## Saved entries
◆ ◆ ◆

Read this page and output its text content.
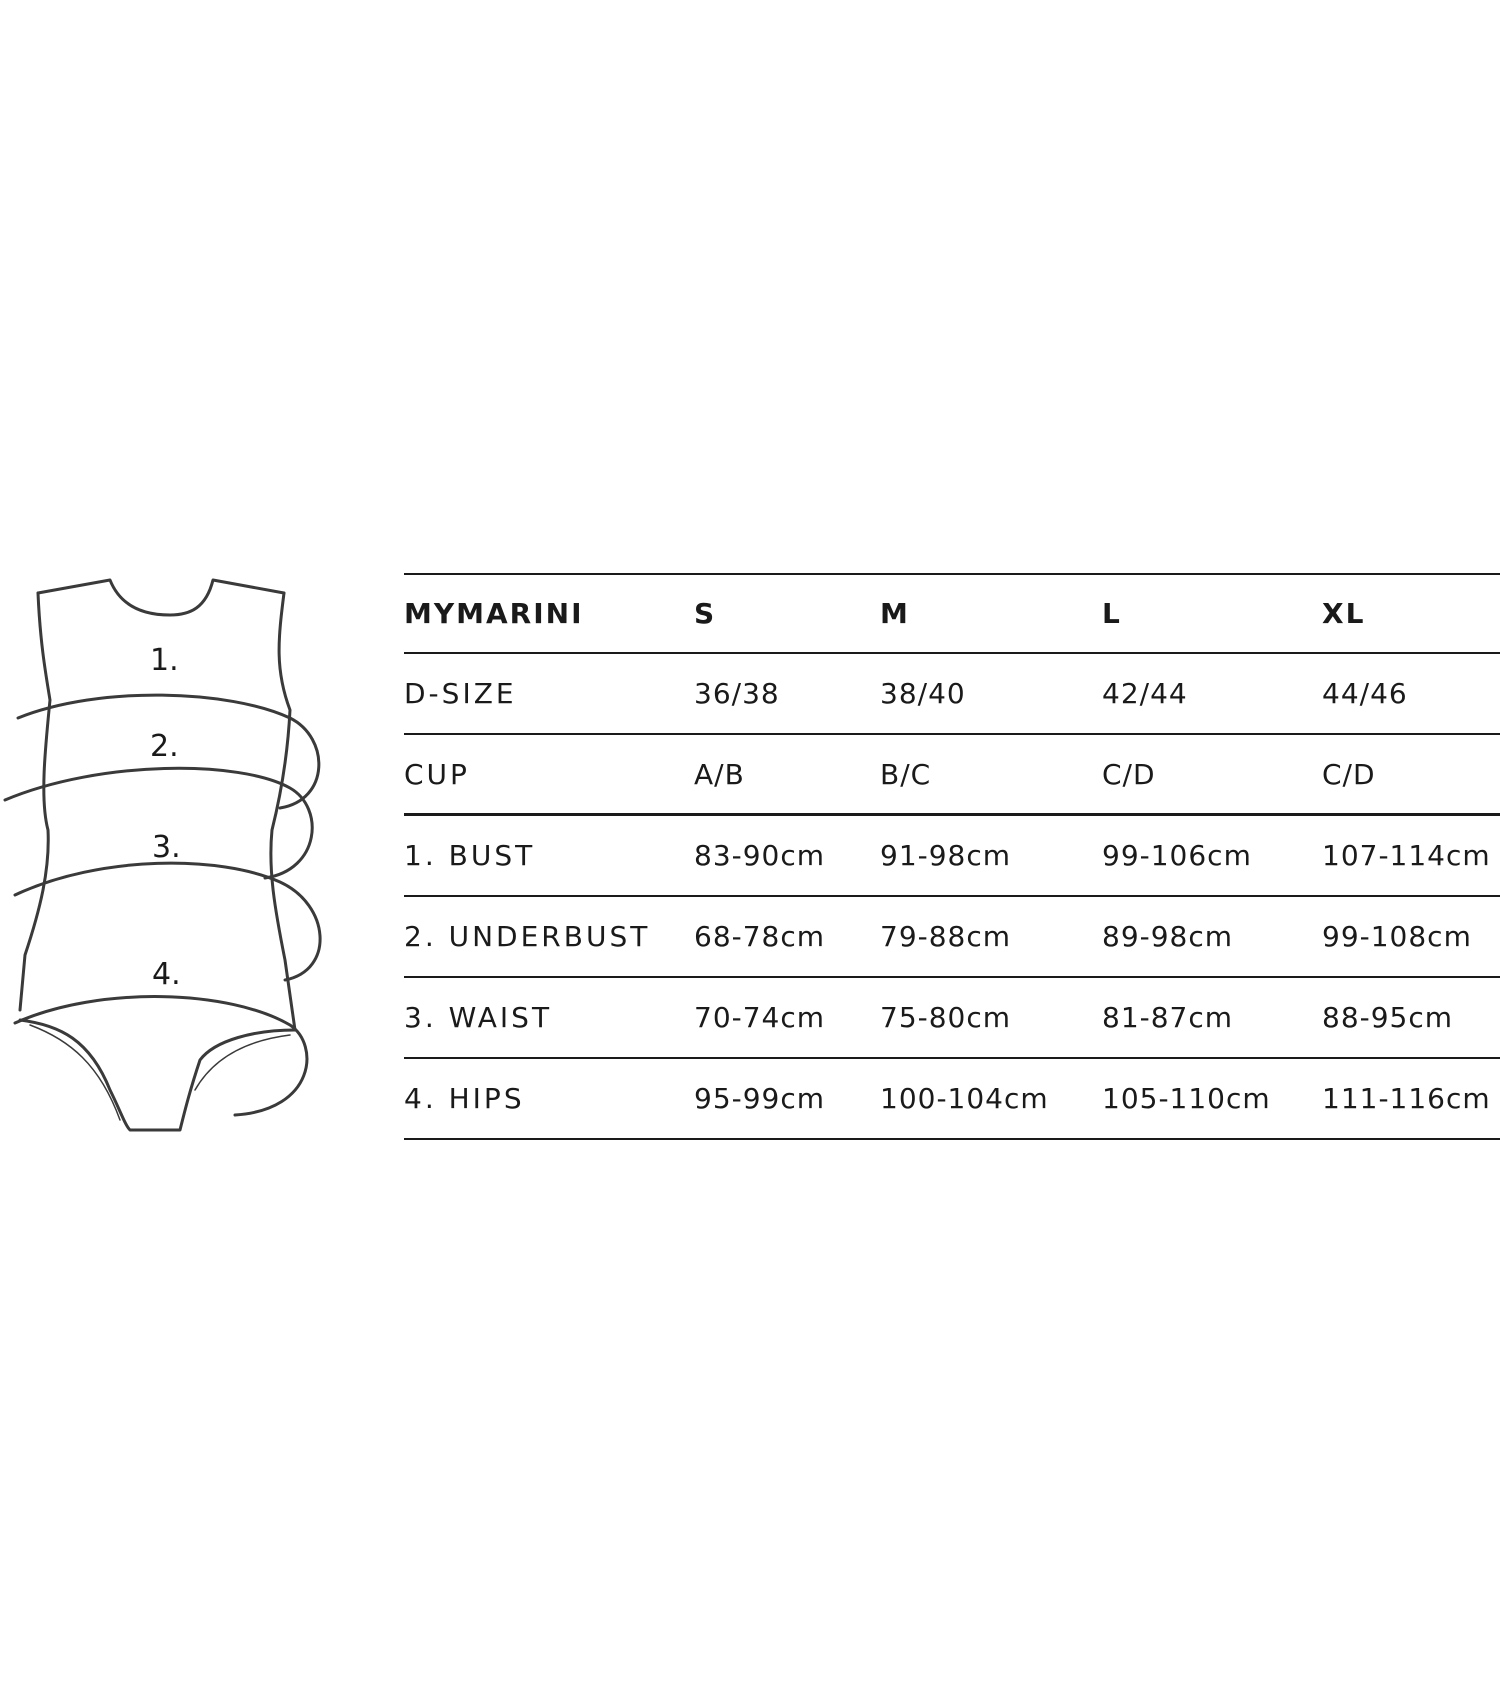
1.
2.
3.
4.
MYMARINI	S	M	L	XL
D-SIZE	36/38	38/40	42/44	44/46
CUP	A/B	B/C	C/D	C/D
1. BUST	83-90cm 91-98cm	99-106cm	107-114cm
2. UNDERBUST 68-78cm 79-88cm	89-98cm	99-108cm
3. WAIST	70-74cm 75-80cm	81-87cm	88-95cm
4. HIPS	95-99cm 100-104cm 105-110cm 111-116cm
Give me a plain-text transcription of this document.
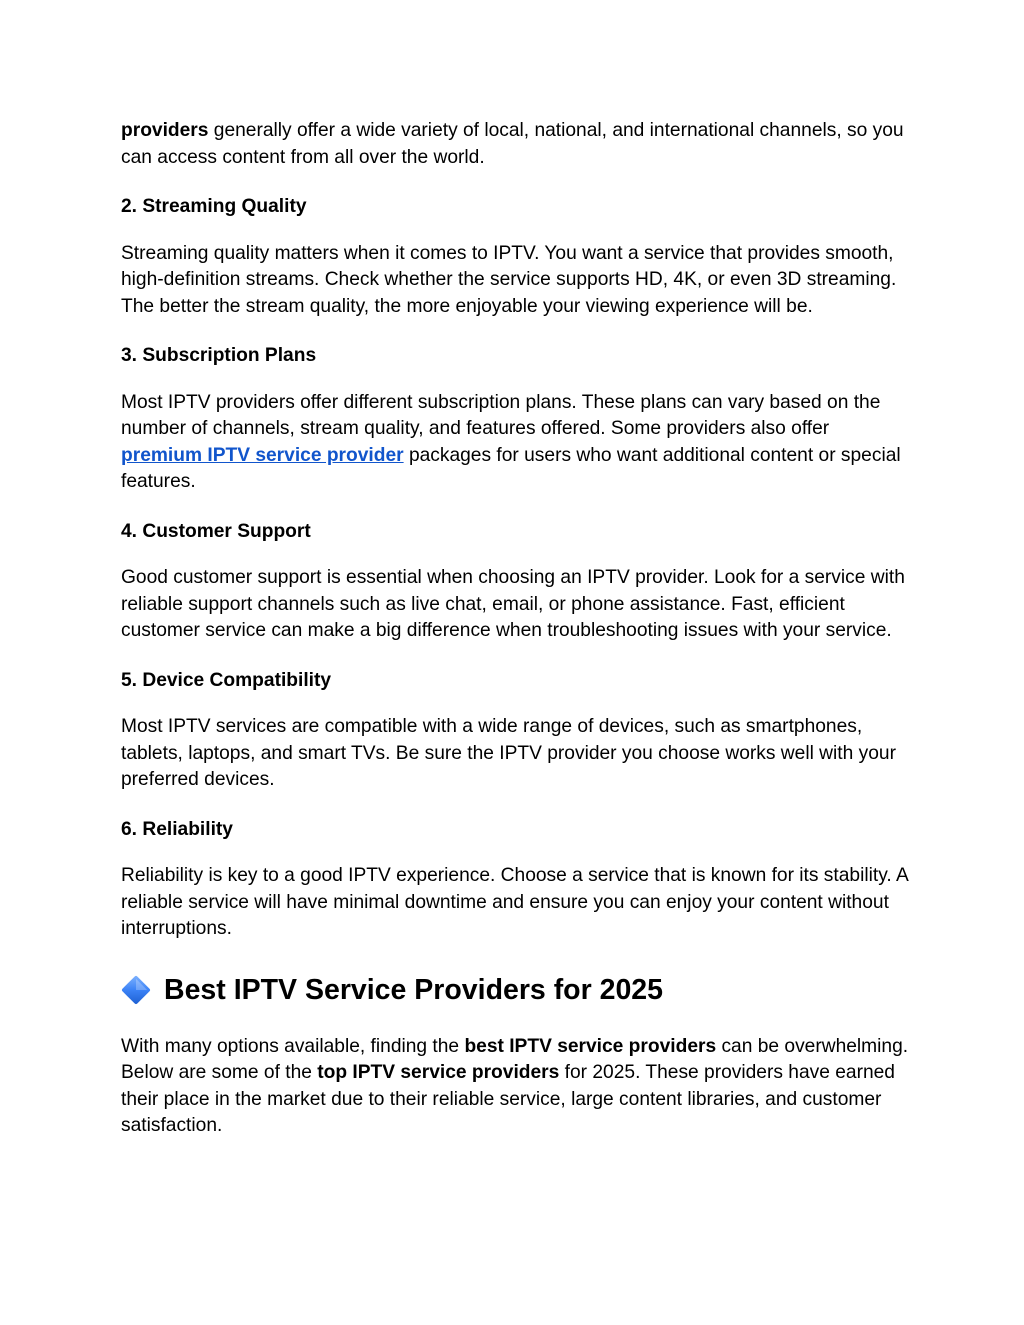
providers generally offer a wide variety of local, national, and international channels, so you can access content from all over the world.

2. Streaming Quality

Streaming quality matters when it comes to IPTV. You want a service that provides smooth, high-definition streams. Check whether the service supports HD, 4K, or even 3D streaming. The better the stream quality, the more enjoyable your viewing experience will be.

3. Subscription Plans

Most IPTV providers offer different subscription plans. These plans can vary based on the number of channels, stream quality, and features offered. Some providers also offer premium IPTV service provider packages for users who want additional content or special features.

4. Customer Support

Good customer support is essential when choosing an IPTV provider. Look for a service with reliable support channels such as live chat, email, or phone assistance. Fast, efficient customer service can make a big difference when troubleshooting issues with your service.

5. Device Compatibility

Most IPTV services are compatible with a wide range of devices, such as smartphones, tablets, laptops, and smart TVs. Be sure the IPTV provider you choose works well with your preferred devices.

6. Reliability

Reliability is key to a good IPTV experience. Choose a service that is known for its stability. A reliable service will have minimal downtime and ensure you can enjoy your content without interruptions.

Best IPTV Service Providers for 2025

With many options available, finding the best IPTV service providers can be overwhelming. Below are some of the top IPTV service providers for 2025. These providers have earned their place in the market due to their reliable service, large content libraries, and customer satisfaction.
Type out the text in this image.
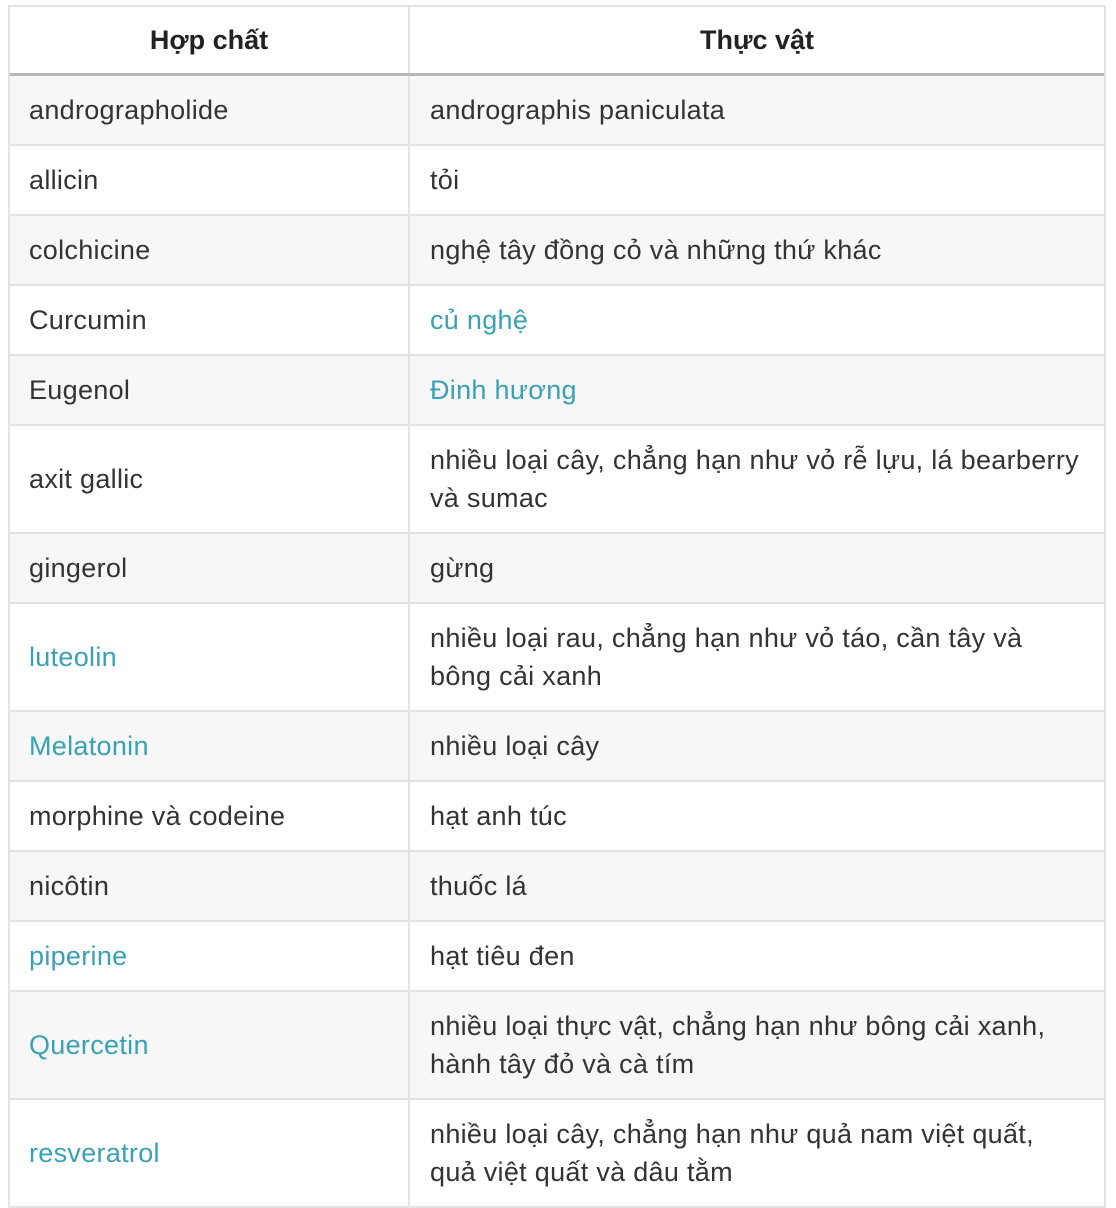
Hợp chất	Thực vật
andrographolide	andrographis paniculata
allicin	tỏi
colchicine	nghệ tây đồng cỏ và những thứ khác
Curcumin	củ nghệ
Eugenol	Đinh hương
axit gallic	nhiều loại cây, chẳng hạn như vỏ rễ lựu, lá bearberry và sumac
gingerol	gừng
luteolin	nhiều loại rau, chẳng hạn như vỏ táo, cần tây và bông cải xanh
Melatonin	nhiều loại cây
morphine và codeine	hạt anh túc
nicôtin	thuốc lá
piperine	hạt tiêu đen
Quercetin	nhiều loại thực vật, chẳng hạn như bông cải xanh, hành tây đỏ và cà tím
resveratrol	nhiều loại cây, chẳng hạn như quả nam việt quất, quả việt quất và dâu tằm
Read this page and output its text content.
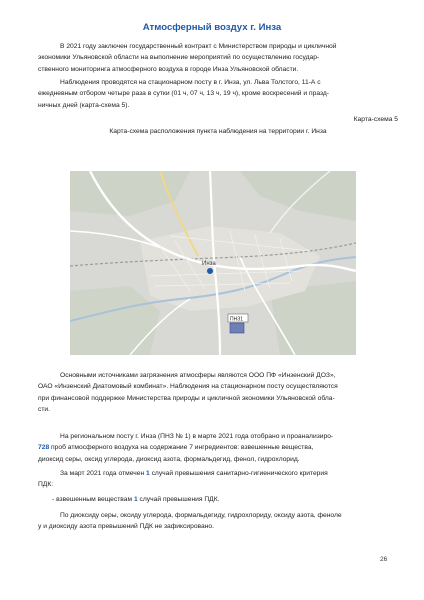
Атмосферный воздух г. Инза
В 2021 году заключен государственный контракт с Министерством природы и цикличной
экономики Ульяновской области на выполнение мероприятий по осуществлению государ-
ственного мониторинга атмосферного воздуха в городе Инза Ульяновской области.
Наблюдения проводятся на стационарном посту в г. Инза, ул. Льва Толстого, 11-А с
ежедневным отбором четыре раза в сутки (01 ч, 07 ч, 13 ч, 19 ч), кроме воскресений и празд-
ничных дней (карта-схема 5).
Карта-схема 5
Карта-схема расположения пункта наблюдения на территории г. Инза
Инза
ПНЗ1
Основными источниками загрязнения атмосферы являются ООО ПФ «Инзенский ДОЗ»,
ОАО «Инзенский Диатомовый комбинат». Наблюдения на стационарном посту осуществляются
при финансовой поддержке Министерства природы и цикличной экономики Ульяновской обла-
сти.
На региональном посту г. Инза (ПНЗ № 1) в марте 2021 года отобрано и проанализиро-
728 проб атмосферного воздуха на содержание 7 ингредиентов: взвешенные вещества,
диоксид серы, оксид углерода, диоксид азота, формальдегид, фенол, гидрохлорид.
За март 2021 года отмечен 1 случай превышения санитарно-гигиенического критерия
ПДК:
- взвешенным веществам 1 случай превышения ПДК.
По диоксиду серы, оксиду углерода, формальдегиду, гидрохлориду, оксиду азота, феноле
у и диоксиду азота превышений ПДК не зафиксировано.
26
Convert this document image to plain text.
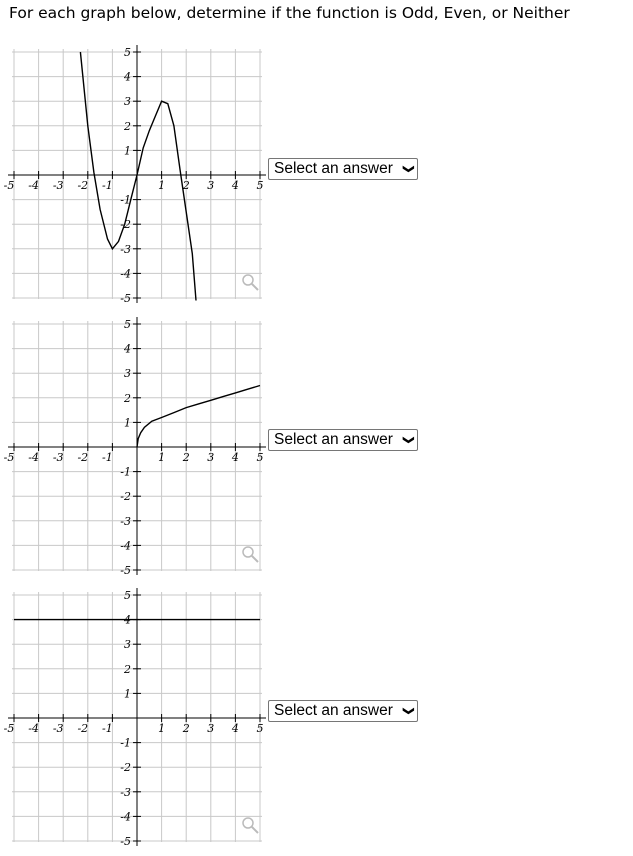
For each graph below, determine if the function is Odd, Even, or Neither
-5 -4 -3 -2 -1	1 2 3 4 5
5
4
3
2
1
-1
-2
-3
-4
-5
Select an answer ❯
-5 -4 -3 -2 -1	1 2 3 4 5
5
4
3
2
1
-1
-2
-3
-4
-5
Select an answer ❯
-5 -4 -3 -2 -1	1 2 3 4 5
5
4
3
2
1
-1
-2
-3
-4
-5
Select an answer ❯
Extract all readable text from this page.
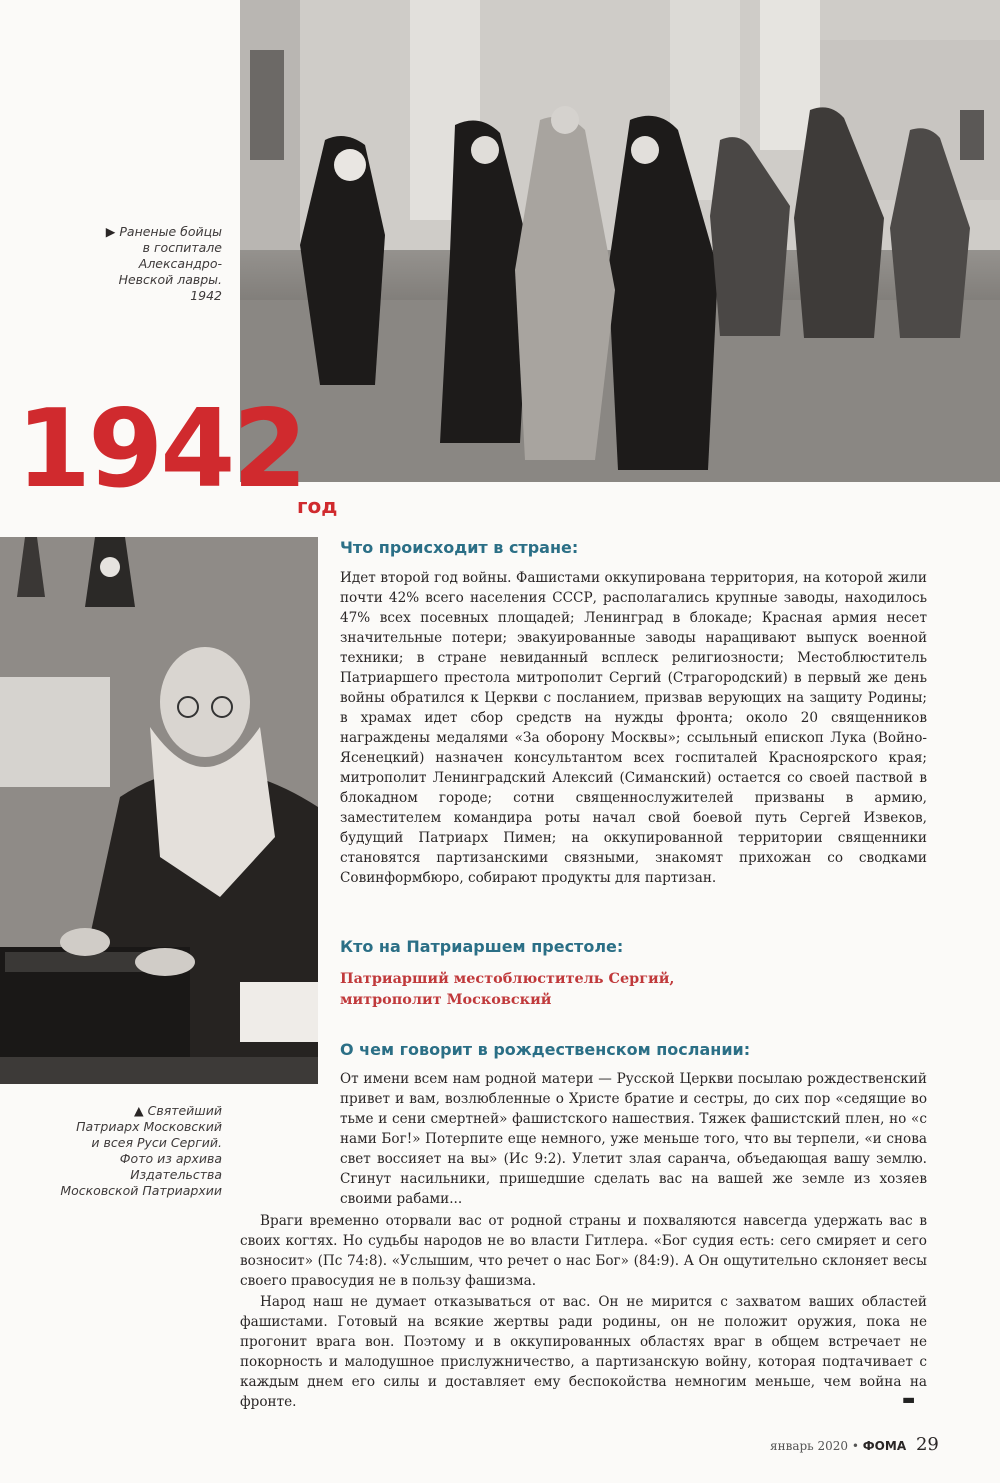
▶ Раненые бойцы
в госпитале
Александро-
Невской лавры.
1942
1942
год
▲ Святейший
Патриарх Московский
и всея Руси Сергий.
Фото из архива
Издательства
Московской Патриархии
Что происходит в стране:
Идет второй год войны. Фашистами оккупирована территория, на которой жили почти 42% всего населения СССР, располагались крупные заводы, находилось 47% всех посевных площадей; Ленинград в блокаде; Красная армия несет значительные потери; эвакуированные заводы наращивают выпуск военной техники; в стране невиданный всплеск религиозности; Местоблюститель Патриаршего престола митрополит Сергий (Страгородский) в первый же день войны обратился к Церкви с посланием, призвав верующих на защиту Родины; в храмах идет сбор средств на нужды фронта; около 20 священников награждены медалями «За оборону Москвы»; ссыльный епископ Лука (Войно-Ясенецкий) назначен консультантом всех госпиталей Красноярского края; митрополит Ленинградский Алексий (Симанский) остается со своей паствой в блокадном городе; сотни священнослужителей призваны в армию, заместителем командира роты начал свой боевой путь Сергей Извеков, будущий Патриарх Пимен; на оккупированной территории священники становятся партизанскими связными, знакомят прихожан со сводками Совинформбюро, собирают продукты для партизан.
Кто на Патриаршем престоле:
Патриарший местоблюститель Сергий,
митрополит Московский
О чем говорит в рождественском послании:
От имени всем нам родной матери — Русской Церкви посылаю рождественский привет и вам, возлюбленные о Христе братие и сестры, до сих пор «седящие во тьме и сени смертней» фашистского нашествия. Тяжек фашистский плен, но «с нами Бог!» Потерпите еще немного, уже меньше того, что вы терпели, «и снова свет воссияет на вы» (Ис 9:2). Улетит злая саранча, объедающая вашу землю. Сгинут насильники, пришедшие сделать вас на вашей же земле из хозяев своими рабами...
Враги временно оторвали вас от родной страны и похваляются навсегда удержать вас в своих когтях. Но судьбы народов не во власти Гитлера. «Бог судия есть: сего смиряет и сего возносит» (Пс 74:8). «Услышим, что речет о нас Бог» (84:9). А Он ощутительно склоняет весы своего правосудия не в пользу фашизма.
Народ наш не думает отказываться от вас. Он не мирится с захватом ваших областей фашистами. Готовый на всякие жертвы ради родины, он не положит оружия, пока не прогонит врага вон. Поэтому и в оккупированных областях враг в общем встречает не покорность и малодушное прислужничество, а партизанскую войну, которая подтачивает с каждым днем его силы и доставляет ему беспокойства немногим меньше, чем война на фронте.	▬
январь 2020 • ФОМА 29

◆ ◆ ◆

Find the lines above holding the word "experience" and show them.

Streaming quality matters when it comes to IPTV. You want a service that provides smooth, high-definition streams. Check whether the service supports HD, 4K, or even 3D streaming. The better the stream quality, the more enjoyable your viewing experience will be.
Reliability is key to a good IPTV experience. Choose a service that is known for its stability. A reliable service will have minimal downtime and ensure you can enjoy your content without interruptions.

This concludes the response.